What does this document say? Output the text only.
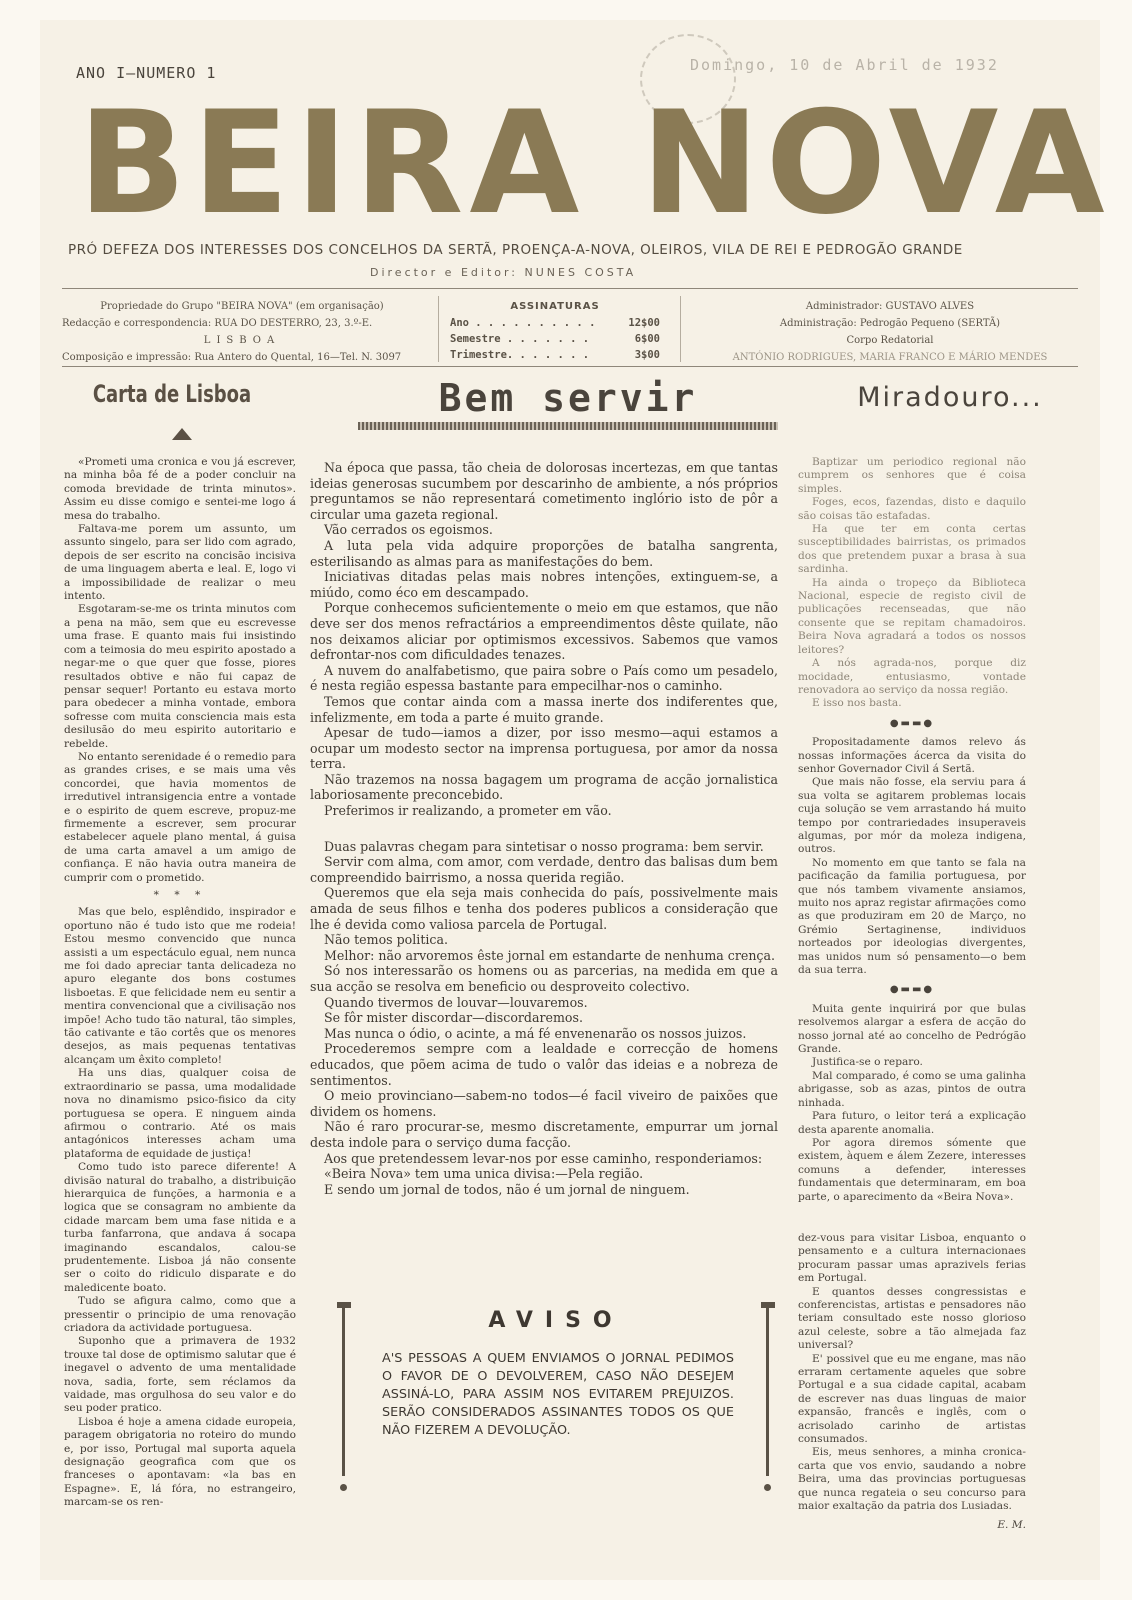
ANO I—NUMERO 1	Domingo, 10 de Abril de 1932
BEIRA NOVA
PRÓ DEFEZA DOS INTERESSES DOS CONCELHOS DA SERTÃ, PROENÇA-A-NOVA, OLEIROS, VILA DE REI E PEDROGÃO GRANDE
Director e Editor: NUNES COSTA
Propriedade do Grupo "BEIRA NOVA" (em organisação)
Redacção e correspondencia: RUA DO DESTERRO, 23, 3.º-E.
LISBOA
Composição e impressão: Rua Antero do Quental, 16—Tel. N. 3097
ASSINATURAS
Ano . . . . . . . . . .	12$00
Semestre . . . . . . .	6$00
Trimestre. . . . . . .	3$00
Administrador: GUSTAVO ALVES
Administração: Pedrogão Pequeno (SERTÃ)
Corpo Redatorial
ANTÓNIO RODRIGUES, MARIA FRANCO E MÁRIO MENDES
Carta de Lisboa	Bem servir	Miradouro...

«Prometi uma cronica e vou já escrever, na minha bôa fé de a poder concluir na comoda brevidade de trinta minutos». Assim eu disse comigo e sentei-me logo á mesa do trabalho.

Faltava-me porem um assunto, um assunto singelo, para ser lido com agrado, depois de ser escrito na concisão incisiva de uma linguagem aberta e leal. E, logo vi a impossibilidade de realizar o meu intento.

Esgotaram-se-me os trinta minutos com a pena na mão, sem que eu escrevesse uma frase. E quanto mais fui insistindo com a teimosia do meu espirito apostado a negar-me o que quer que fosse, piores resultados obtive e não fui capaz de pensar sequer! Portanto eu estava morto para obedecer a minha vontade, embora sofresse com muita consciencia mais esta desilusão do meu espirito autoritario e rebelde.

No entanto serenidade é o remedio para as grandes crises, e se mais uma vês concordei, que havia momentos de irredutivel intransigencia entre a vontade e o espirito de quem escreve, propuz-me firmemente a escrever, sem procurar estabelecer aquele plano mental, á guisa de uma carta amavel a um amigo de confiança. E não havia outra maneira de cumprir com o prometido.

* * *

Mas que belo, esplêndido, inspirador e oportuno não é tudo isto que me rodeia! Estou mesmo convencido que nunca assisti a um espectáculo egual, nem nunca me foi dado apreciar tanta delicadeza no apuro elegante dos bons costumes lisboetas. E que felicidade nem eu sentir a mentira convencional que a civilisação nos impõe! Acho tudo tão natural, tão simples, tão cativante e tão cortês que os menores desejos, as mais pequenas tentativas alcançam um êxito completo!

Ha uns dias, qualquer coisa de extraordinario se passa, uma modalidade nova no dinamismo psico-fisico da city portuguesa se opera. E ninguem ainda afirmou o contrario. Até os mais antagónicos interesses acham uma plataforma de equidade de justiça!

Como tudo isto parece diferente! A divisão natural do trabalho, a distribuição hierarquica de funções, a harmonia e a logica que se consagram no ambiente da cidade marcam bem uma fase nitida e a turba fanfarrona, que andava á socapa imaginando escandalos, calou-se prudentemente. Lisboa já não consente ser o coito do ridiculo disparate e do maledicente boato.

Tudo se afigura calmo, como que a pressentir o principio de uma renovação criadora da actividade portuguesa.

Suponho que a primavera de 1932 trouxe tal dose de optimismo salutar que é inegavel o advento de uma mentalidade nova, sadia, forte, sem réclamos da vaidade, mas orgulhosa do seu valor e do seu poder pratico.

Lisboa é hoje a amena cidade europeia, paragem obrigatoria no roteiro do mundo e, por isso, Portugal mal suporta aquela designação geografica com que os franceses o apontavam: «la bas en Espagne». E, lá fóra, no estrangeiro, marcam-se os ren-

Na época que passa, tão cheia de dolorosas incertezas, em que tantas ideias generosas sucumbem por descarinho de ambiente, a nós próprios preguntamos se não representará cometimento inglório isto de pôr a circular uma gazeta regional.

Vão cerrados os egoismos.

A luta pela vida adquire proporções de batalha sangrenta, esterilisando as almas para as manifestações do bem.

Iniciativas ditadas pelas mais nobres intenções, extinguem-se, a miúdo, como éco em descampado.

Porque conhecemos suficientemente o meio em que estamos, que não deve ser dos menos refractários a empreendimentos dêste quilate, não nos deixamos aliciar por optimismos excessivos. Sabemos que vamos defrontar-nos com dificuldades tenazes.

A nuvem do analfabetismo, que paira sobre o País como um pesadelo, é nesta região espessa bastante para empecilhar-nos o caminho.

Temos que contar ainda com a massa inerte dos indiferentes que, infelizmente, em toda a parte é muito grande.

Apesar de tudo—iamos a dizer, por isso mesmo—aqui estamos a ocupar um modesto sector na imprensa portuguesa, por amor da nossa terra.

Não trazemos na nossa bagagem um programa de acção jornalistica laboriosamente preconcebido.

Preferimos ir realizando, a prometer em vão.

Duas palavras chegam para sintetisar o nosso programa: bem servir.

Servir com alma, com amor, com verdade, dentro das balisas dum bem compreendido bairrismo, a nossa querida região.

Queremos que ela seja mais conhecida do país, possivelmente mais amada de seus filhos e tenha dos poderes publicos a consideração que lhe é devida como valiosa parcela de Portugal.

Não temos politica.

Melhor: não arvoremos êste jornal em estandarte de nenhuma crença.

Só nos interessarão os homens ou as parcerias, na medida em que a sua acção se resolva em beneficio ou desproveito colectivo.

Quando tivermos de louvar—louvaremos.

Se fôr mister discordar—discordaremos.

Mas nunca o ódio, o acinte, a má fé envenenarão os nossos juizos.

Procederemos sempre com a lealdade e correcção de homens educados, que põem acima de tudo o valôr das ideias e a nobreza de sentimentos.

O meio provinciano—sabem-no todos—é facil viveiro de paixões que dividem os homens.

Não é raro procurar-se, mesmo discretamente, empurrar um jornal desta indole para o serviço duma facção.

Aos que pretendessem levar-nos por esse caminho, responderiamos:

«Beira Nova» tem uma unica divisa:—Pela região.

E sendo um jornal de todos, não é um jornal de ninguem.

Baptizar um periodico regional não cumprem os senhores que é coisa simples.

Foges, ecos, fazendas, disto e daquilo são coisas tão estafadas.

Ha que ter em conta certas susceptibilidades bairristas, os primados dos que pretendem puxar a brasa à sua sardinha.

Ha ainda o tropeço da Biblioteca Nacional, especie de registo civil de publicações recenseadas, que não consente que se repitam chamadoiros. Beira Nova agradará a todos os nossos leitores?

A nós agrada-nos, porque diz mocidade, entusiasmo, vontade renovadora ao serviço da nossa região.

E isso nos basta.

●▬▬●

Propositadamente damos relevo ás nossas informações ácerca da visita do senhor Governador Civil á Sertã.

Que mais não fosse, ela serviu para á sua volta se agitarem problemas locais cuja solução se vem arrastando há muito tempo por contrariedades insuperaveis algumas, por mór da moleza indigena, outros.

No momento em que tanto se fala na pacificação da familia portuguesa, por que nós tambem vivamente ansiamos, muito nos apraz registar afirmações como as que produziram em 20 de Março, no Grémio Sertaginense, individuos norteados por ideologias divergentes, mas unidos num só pensamento—o bem da sua terra.

●▬▬●

Muita gente inquirirá por que bulas resolvemos alargar a esfera de acção do nosso jornal até ao concelho de Pedrógão Grande.

Justifica-se o reparo.

Mal comparado, é como se uma galinha abrigasse, sob as azas, pintos de outra ninhada.

Para futuro, o leitor terá a explicação desta aparente anomalia.

Por agora diremos sómente que existem, àquem e álem Zezere, interesses comuns a defender, interesses fundamentais que determinaram, em boa parte, o aparecimento da «Beira Nova».

dez-vous para visitar Lisboa, enquanto o pensamento e a cultura internacionaes procuram passar umas aprazivels ferias em Portugal.

E quantos desses congressistas e conferencistas, artistas e pensadores não teriam consultado este nosso glorioso azul celeste, sobre a tão almejada faz universal?

E' possivel que eu me engane, mas não erraram certamente aqueles que sobre Portugal e a sua cidade capital, acabam de escrever nas duas linguas de maior expansão, francês e inglês, com o acrisolado carinho de artistas consumados.

Eis, meus senhores, a minha cronica-carta que vos envio, saudando a nobre Beira, uma das provincias portuguesas que nunca regateia o seu concurso para maior exaltação da patria dos Lusiadas.

E. M.

AVISO
A'S PESSOAS A QUEM ENVIAMOS O JORNAL PEDIMOS O FAVOR DE O DEVOLVEREM, CASO NÃO DESEJEM ASSINÁ-LO, PARA ASSIM NOS EVITAREM PREJUIZOS. SERÃO CONSIDERADOS ASSINANTES TODOS OS QUE NÃO FIZEREM A DEVOLUÇÃO.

▶ [The exercise] For each line of the entries that includes "ainda", show that line.

▶ [Response to the task]
Ha uns dias, qualquer coisa de extraordinario se passa, uma modalidade nova no dinamismo psico-fisico da city portuguesa se opera. E ninguem ainda afirmou o contrario. Até os mais antagónicos interesses acham uma plataforma de equidade de justiça!
Temos que contar ainda com a massa inerte dos indiferentes que, infelizmente, em toda a parte é muito grande.
Ha ainda o tropeço da Biblioteca Nacional, especie de registo civil de publicações recenseadas, que não consente que se repitam chamadoiros. Beira Nova agradará a todos os nossos leitores?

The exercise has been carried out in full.